Data items:

◆ ◆ ◆ ◆

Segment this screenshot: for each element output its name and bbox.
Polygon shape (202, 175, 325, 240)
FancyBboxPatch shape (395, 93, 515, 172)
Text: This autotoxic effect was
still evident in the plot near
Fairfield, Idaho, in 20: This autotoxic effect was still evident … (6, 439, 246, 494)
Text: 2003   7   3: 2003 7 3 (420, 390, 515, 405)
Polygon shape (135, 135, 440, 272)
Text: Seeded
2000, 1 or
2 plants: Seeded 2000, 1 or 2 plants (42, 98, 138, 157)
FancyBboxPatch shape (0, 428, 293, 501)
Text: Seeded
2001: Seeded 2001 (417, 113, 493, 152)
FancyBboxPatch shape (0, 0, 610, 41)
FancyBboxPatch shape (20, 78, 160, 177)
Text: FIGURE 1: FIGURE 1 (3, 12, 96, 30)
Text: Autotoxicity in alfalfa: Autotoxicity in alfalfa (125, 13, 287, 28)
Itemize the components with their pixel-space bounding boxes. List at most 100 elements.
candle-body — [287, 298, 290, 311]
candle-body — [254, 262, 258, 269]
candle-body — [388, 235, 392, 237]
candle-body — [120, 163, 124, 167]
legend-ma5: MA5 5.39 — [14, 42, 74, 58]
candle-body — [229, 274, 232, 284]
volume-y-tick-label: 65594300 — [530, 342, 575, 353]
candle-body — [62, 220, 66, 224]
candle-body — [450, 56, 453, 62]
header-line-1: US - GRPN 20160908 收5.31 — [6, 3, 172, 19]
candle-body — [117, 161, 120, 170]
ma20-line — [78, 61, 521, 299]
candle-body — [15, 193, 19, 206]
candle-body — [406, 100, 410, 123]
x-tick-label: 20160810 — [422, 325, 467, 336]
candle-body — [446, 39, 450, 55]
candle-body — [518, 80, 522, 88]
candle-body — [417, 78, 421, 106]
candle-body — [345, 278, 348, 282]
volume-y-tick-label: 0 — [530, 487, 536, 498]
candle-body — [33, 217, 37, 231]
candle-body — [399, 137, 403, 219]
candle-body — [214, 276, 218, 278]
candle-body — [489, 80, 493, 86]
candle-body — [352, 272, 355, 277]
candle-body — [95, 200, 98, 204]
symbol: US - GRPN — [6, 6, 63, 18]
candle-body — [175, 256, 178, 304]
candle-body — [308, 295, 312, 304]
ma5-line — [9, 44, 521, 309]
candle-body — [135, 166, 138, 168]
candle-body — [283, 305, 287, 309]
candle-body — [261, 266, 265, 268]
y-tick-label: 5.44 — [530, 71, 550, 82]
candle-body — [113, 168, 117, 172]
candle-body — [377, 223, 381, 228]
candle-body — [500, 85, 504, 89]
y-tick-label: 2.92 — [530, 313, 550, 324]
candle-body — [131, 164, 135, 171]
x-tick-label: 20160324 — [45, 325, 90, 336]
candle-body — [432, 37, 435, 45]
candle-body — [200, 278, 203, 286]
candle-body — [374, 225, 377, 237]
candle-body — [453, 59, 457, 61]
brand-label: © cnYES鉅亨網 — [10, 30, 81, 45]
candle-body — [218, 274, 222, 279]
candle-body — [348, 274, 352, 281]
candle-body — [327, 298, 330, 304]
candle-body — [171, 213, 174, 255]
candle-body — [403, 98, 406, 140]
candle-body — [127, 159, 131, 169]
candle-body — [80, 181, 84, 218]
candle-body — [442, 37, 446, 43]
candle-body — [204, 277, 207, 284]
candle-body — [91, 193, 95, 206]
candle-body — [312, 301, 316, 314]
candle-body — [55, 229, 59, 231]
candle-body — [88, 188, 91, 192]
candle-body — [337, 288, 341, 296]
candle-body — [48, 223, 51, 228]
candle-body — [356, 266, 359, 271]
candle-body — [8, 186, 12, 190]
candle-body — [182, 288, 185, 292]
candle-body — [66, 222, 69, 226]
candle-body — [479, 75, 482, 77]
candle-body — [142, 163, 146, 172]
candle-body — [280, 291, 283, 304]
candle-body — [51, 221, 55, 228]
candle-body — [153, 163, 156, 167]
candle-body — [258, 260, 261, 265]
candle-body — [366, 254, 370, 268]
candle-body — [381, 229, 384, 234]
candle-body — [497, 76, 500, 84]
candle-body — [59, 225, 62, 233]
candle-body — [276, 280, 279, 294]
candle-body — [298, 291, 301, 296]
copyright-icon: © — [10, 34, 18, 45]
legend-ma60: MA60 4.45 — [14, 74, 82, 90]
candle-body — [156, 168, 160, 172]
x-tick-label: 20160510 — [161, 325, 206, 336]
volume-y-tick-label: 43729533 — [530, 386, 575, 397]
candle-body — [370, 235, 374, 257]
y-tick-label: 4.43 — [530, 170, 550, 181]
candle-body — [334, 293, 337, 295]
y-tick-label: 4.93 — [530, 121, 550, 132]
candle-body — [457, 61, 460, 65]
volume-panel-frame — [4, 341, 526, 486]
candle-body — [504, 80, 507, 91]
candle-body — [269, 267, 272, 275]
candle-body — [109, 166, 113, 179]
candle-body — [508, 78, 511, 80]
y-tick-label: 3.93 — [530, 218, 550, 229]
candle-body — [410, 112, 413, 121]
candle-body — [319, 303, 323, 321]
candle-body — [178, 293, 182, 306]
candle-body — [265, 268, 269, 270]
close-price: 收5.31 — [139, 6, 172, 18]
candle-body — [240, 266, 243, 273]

◆ ◆ ◆ ◆

Reproduce the entries above line for line, without changing any character.

EXERCISE SOLUTION
Segment this screenshot: for each element output its name and bbox.
Polygon shape (202, 175, 325, 240)
FancyBboxPatch shape (395, 93, 515, 172)
Text: This autotoxic effect was
still evident in the plot near
Fairfield, Idaho, in 20: This autotoxic effect was still evident … (6, 439, 246, 494)
Text: 2003   7   3: 2003 7 3 (420, 390, 515, 405)
Polygon shape (135, 135, 440, 272)
Text: Seeded
2000, 1 or
2 plants: Seeded 2000, 1 or 2 plants (42, 98, 138, 157)
FancyBboxPatch shape (0, 428, 293, 501)
Text: Seeded
2001: Seeded 2001 (417, 113, 493, 152)
FancyBboxPatch shape (0, 0, 610, 41)
FancyBboxPatch shape (20, 78, 160, 177)
Text: FIGURE 1: FIGURE 1 (3, 12, 96, 30)
Text: Autotoxicity in alfalfa: Autotoxicity in alfalfa (125, 13, 287, 28)
Itemize the components with their pixel-space bounding boxes. List at most 100 elements.
candle-body — [287, 298, 290, 311]
candle-body — [254, 262, 258, 269]
candle-body — [388, 235, 392, 237]
candle-body — [120, 163, 124, 167]
legend-ma5: MA5 5.39 — [14, 42, 74, 58]
candle-body — [229, 274, 232, 284]
volume-y-tick-label: 65594300 — [530, 342, 575, 353]
candle-body — [62, 220, 66, 224]
candle-body — [450, 56, 453, 62]
header-line-1: US - GRPN 20160908 收5.31 — [6, 3, 172, 19]
candle-body — [117, 161, 120, 170]
ma20-line — [78, 61, 521, 299]
candle-body — [15, 193, 19, 206]
candle-body — [406, 100, 410, 123]
x-tick-label: 20160810 — [422, 325, 467, 336]
candle-body — [446, 39, 450, 55]
candle-body — [518, 80, 522, 88]
candle-body — [417, 78, 421, 106]
candle-body — [345, 278, 348, 282]
volume-y-tick-label: 0 — [530, 487, 536, 498]
candle-body — [33, 217, 37, 231]
candle-body — [399, 137, 403, 219]
candle-body — [214, 276, 218, 278]
candle-body — [489, 80, 493, 86]
candle-body — [352, 272, 355, 277]
candle-body — [95, 200, 98, 204]
symbol: US - GRPN — [6, 6, 63, 18]
candle-body — [175, 256, 178, 304]
candle-body — [308, 295, 312, 304]
ma5-line — [9, 44, 521, 309]
candle-body — [135, 166, 138, 168]
candle-body — [283, 305, 287, 309]
candle-body — [261, 266, 265, 268]
y-tick-label: 5.44 — [530, 71, 550, 82]
candle-body — [113, 168, 117, 172]
candle-body — [377, 223, 381, 228]
candle-body — [500, 85, 504, 89]
y-tick-label: 2.92 — [530, 313, 550, 324]
candle-body — [131, 164, 135, 171]
x-tick-label: 20160324 — [45, 325, 90, 336]
candle-body — [432, 37, 435, 45]
candle-body — [200, 278, 203, 286]
candle-body — [374, 225, 377, 237]
candle-body — [453, 59, 457, 61]
brand-label: © cnYES鉅亨網 — [10, 30, 81, 45]
candle-body — [218, 274, 222, 279]
candle-body — [348, 274, 352, 281]
candle-body — [327, 298, 330, 304]
candle-body — [171, 213, 174, 255]
candle-body — [403, 98, 406, 140]
candle-body — [127, 159, 131, 169]
candle-body — [80, 181, 84, 218]
candle-body — [442, 37, 446, 43]
candle-body — [204, 277, 207, 284]
candle-body — [91, 193, 95, 206]
candle-body — [312, 301, 316, 314]
candle-body — [55, 229, 59, 231]
candle-body — [88, 188, 91, 192]
candle-body — [337, 288, 341, 296]
candle-body — [48, 223, 51, 228]
candle-body — [356, 266, 359, 271]
candle-body — [8, 186, 12, 190]
candle-body — [182, 288, 185, 292]
candle-body — [66, 222, 69, 226]
candle-body — [479, 75, 482, 77]
candle-body — [142, 163, 146, 172]
candle-body — [280, 291, 283, 304]
candle-body — [51, 221, 55, 228]
candle-body — [153, 163, 156, 167]
candle-body — [258, 260, 261, 265]
candle-body — [366, 254, 370, 268]
candle-body — [381, 229, 384, 234]
candle-body — [497, 76, 500, 84]
candle-body — [59, 225, 62, 233]
candle-body — [276, 280, 279, 294]
candle-body — [298, 291, 301, 296]
copyright-icon: © — [10, 34, 18, 45]
legend-ma60: MA60 4.45 — [14, 74, 82, 90]
candle-body — [156, 168, 160, 172]
x-tick-label: 20160510 — [161, 325, 206, 336]
volume-y-tick-label: 43729533 — [530, 386, 575, 397]
candle-body — [370, 235, 374, 257]
y-tick-label: 4.43 — [530, 170, 550, 181]
candle-body — [334, 293, 337, 295]
y-tick-label: 4.93 — [530, 121, 550, 132]
candle-body — [457, 61, 460, 65]
volume-panel-frame — [4, 341, 526, 486]
candle-body — [504, 80, 507, 91]
candle-body — [269, 267, 272, 275]
candle-body — [109, 166, 113, 179]
candle-body — [508, 78, 511, 80]
y-tick-label: 3.93 — [530, 218, 550, 229]
candle-body — [410, 112, 413, 121]
candle-body — [319, 303, 323, 321]
candle-body — [178, 293, 182, 306]
candle-body — [265, 268, 269, 270]
close-price: 收5.31 — [139, 6, 172, 18]
candle-body — [240, 266, 243, 273]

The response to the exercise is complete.